**Work to do**:
Search the listing below for the string "name" and show each line that contains it.

Stored items from a collection:
↓
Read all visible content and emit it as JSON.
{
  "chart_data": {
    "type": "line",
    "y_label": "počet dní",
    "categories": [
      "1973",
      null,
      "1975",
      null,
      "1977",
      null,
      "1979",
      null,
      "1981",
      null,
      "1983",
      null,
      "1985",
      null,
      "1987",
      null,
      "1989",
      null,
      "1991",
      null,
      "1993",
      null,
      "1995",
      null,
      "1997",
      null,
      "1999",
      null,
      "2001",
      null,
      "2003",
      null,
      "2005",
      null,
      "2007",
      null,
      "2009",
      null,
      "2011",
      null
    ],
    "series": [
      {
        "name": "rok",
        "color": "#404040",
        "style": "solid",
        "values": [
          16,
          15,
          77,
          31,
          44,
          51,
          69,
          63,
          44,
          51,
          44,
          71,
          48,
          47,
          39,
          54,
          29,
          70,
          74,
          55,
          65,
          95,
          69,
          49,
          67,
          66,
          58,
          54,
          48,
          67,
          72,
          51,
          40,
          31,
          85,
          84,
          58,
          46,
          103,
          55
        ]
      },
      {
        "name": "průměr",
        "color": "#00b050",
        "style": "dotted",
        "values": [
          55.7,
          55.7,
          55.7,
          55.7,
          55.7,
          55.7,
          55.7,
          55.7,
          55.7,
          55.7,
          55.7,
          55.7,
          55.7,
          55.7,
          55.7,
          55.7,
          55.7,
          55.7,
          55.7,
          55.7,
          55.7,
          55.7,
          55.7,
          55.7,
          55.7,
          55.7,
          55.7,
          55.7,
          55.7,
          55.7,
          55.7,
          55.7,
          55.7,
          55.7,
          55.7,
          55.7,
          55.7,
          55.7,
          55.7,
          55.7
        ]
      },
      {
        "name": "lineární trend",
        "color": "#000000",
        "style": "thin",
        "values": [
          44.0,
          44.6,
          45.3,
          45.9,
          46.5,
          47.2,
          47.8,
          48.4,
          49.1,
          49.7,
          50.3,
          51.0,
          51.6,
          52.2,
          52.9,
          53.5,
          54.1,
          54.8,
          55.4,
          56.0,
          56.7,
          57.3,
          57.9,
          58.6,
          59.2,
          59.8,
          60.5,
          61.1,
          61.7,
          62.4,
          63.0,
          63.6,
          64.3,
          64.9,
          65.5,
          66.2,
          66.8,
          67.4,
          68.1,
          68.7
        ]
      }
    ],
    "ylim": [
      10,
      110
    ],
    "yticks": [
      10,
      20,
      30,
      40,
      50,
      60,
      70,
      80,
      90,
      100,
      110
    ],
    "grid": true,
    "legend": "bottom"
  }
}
↑
**Answer below**:
        "name": "rok",
        "name": "průměr",
        "name": "lineární trend",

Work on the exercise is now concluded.